Problem details: Each entry has to be copied exactly, with nothing missed.

Items from a dataset:

<<<<

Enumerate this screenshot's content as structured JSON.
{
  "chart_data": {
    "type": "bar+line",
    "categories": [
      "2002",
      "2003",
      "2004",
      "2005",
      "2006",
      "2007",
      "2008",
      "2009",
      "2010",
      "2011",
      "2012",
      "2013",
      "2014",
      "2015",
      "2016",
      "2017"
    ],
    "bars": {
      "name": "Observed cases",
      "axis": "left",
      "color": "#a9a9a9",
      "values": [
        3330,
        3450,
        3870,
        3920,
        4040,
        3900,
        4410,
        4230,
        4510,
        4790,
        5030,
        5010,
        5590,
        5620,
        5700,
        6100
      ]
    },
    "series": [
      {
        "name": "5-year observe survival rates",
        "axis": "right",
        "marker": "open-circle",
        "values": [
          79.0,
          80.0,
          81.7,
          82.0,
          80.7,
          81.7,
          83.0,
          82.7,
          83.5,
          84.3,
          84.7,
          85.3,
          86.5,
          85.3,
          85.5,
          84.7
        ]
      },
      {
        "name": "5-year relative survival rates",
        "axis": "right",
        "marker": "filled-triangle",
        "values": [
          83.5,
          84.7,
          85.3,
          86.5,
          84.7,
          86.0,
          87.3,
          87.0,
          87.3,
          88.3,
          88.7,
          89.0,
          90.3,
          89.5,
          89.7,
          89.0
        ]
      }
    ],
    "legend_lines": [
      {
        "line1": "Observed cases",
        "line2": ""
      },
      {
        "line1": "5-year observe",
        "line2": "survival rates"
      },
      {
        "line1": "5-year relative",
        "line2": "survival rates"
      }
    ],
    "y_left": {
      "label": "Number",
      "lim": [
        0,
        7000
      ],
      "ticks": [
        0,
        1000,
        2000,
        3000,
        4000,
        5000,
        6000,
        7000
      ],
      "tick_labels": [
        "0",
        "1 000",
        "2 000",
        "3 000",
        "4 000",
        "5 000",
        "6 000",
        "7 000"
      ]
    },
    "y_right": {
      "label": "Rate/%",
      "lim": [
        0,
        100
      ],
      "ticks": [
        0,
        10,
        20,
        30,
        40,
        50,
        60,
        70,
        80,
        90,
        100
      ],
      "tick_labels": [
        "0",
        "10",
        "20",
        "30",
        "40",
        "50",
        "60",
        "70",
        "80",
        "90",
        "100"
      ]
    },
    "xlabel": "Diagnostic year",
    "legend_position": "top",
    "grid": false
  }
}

>>>>

Solved problem:
Enumerate this screenshot's content as structured JSON.
{
  "chart_data": {
    "type": "bar+line",
    "categories": [
      "2002",
      "2003",
      "2004",
      "2005",
      "2006",
      "2007",
      "2008",
      "2009",
      "2010",
      "2011",
      "2012",
      "2013",
      "2014",
      "2015",
      "2016",
      "2017"
    ],
    "bars": {
      "name": "Observed cases",
      "axis": "left",
      "color": "#a9a9a9",
      "values": [
        3330,
        3450,
        3870,
        3920,
        4040,
        3900,
        4410,
        4230,
        4510,
        4790,
        5030,
        5010,
        5590,
        5620,
        5700,
        6100
      ]
    },
    "series": [
      {
        "name": "5-year observe survival rates",
        "axis": "right",
        "marker": "open-circle",
        "values": [
          79.0,
          80.0,
          81.7,
          82.0,
          80.7,
          81.7,
          83.0,
          82.7,
          83.5,
          84.3,
          84.7,
          85.3,
          86.5,
          85.3,
          85.5,
          84.7
        ]
      },
      {
        "name": "5-year relative survival rates",
        "axis": "right",
        "marker": "filled-triangle",
        "values": [
          83.5,
          84.7,
          85.3,
          86.5,
          84.7,
          86.0,
          87.3,
          87.0,
          87.3,
          88.3,
          88.7,
          89.0,
          90.3,
          89.5,
          89.7,
          89.0
        ]
      }
    ],
    "legend_lines": [
      {
        "line1": "Observed cases",
        "line2": ""
      },
      {
        "line1": "5-year observe",
        "line2": "survival rates"
      },
      {
        "line1": "5-year relative",
        "line2": "survival rates"
      }
    ],
    "y_left": {
      "label": "Number",
      "lim": [
        0,
        7000
      ],
      "ticks": [
        0,
        1000,
        2000,
        3000,
        4000,
        5000,
        6000,
        7000
      ],
      "tick_labels": [
        "0",
        "1 000",
        "2 000",
        "3 000",
        "4 000",
        "5 000",
        "6 000",
        "7 000"
      ]
    },
    "y_right": {
      "label": "Rate/%",
      "lim": [
        0,
        100
      ],
      "ticks": [
        0,
        10,
        20,
        30,
        40,
        50,
        60,
        70,
        80,
        90,
        100
      ],
      "tick_labels": [
        "0",
        "10",
        "20",
        "30",
        "40",
        "50",
        "60",
        "70",
        "80",
        "90",
        "100"
      ]
    },
    "xlabel": "Diagnostic year",
    "legend_position": "top",
    "grid": false
  }
}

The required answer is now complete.